• [EXTRAIT DU DOCUMENT]:

125-D'autre part, M. M. a seul choisi de quitter son poste au sein de la société ENI pour rejoindre la société Schwarzfield ayant alors assumé le risque inhérent à tout changement professionnel dans une carrière, ayant au demeurant bénéficié d'une garantie offerte par la société EDF en forme d'option pour cette dernière dans les conditions fixées par la lettre du 23 juillet 2013.

126-En conséquence, aucune faute de la société EDF envers M. M. ni aucun lien de causalité n'est caractérisé de sorte que cette demande sera rejetée et le jugement du tribunal de commerce de Paris confirmé sur ce chef.

Sur la demande de réparation du préjudice moral que M. M. a subi en raison de l'atteinte à sa réputation que les agissements des sociétés appelantes lui ont causé

127-Si l'atteinte à la réputation professionnelle est susceptible d'emporter la responsabilité de l'auteur, encore faut-il que soit rapportée la preuve d'agissements fautifs de la part de ce dernier à l'origine d'une atteinte à la réputation professionnelle de l'intéressé.

• [DONNÉES FOURNIES]:
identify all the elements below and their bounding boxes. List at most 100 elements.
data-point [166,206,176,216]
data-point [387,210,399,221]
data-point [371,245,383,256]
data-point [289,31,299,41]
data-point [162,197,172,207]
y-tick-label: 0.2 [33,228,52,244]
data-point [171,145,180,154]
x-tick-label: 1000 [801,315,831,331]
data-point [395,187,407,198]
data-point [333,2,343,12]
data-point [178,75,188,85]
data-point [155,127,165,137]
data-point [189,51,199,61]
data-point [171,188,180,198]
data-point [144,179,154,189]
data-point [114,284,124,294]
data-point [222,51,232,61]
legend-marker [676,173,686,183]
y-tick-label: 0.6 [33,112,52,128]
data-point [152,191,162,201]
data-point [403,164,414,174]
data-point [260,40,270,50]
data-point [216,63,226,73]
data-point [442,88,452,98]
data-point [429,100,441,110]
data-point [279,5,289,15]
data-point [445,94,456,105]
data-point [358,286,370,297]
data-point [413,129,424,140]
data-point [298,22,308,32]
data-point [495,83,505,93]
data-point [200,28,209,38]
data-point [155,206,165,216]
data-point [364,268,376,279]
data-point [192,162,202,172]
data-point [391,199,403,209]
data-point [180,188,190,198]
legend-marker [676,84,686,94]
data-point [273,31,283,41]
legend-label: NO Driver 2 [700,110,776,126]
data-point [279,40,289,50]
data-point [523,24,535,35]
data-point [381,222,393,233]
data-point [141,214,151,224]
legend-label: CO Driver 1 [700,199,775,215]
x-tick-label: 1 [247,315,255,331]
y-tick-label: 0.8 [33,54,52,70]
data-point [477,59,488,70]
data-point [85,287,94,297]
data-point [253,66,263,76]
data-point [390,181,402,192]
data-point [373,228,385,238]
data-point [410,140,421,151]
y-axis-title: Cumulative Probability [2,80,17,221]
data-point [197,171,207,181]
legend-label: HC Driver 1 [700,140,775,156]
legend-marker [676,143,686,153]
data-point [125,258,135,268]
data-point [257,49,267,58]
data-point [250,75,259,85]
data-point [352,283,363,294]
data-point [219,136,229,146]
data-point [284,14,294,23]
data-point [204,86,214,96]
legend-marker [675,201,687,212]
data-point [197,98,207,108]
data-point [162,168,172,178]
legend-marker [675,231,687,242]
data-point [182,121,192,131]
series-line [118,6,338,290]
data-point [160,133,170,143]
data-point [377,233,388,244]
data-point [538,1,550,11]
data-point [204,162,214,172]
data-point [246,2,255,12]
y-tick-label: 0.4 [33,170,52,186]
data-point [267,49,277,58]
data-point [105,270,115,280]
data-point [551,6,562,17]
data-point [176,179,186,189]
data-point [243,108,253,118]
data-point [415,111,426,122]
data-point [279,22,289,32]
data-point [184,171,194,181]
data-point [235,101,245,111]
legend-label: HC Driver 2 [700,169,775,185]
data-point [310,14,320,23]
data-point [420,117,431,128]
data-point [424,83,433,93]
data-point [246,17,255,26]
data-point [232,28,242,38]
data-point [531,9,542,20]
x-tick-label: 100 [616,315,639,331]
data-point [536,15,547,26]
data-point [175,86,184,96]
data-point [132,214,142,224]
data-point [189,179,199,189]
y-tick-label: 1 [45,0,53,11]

• [EXERCICE ÉCRIT]:
Poursuivez l'extrait de l'arrêt sur le litige entre M. M. et la société EDF après sa dernière phrase. Les entrées proviennent d'une autre source.

• [RÉPONSE]:
128-En l'espèce, M. M. ne justifie d'aucun agissement émanant des sociétés EDF et EDEV ayant pu conduire à jeter le discrédit sur sa carrière professionnelle et le seul retrait de celles-ci du projet Matera ne saurait caractériser un tel agissement.

129-En outre, M. M. ne rapporte aucun élément tangible pour attester de l'atteinte à sa réputation dont il se prévaut.

130-Cette demande sera en conséquence rejetée, de même que celle de voir ordonnée la publication d'un communiqué judiciaire de la décision, non fondée.

131-Le jugement du tribunal de commerce sera en conséquence confirmé sur ce point.

8-Sur les demandes reconventionnelles des sociétés EDF et EDEV

132-Les sociétés EDF et EDEV soutiennent que le projet MATERA a échoué par la faute de M. B. de sorte qu'il convient de le condamner à rembourser les frais importants qu'elles ont engagés sur ce projet. Elles soutiennent que la responsabilité de la non-réalisation du « closing » du fonds MATERA ne peut être imputée qu'à Monsieur B. en raison des ses négligences répétées dans ce dossier.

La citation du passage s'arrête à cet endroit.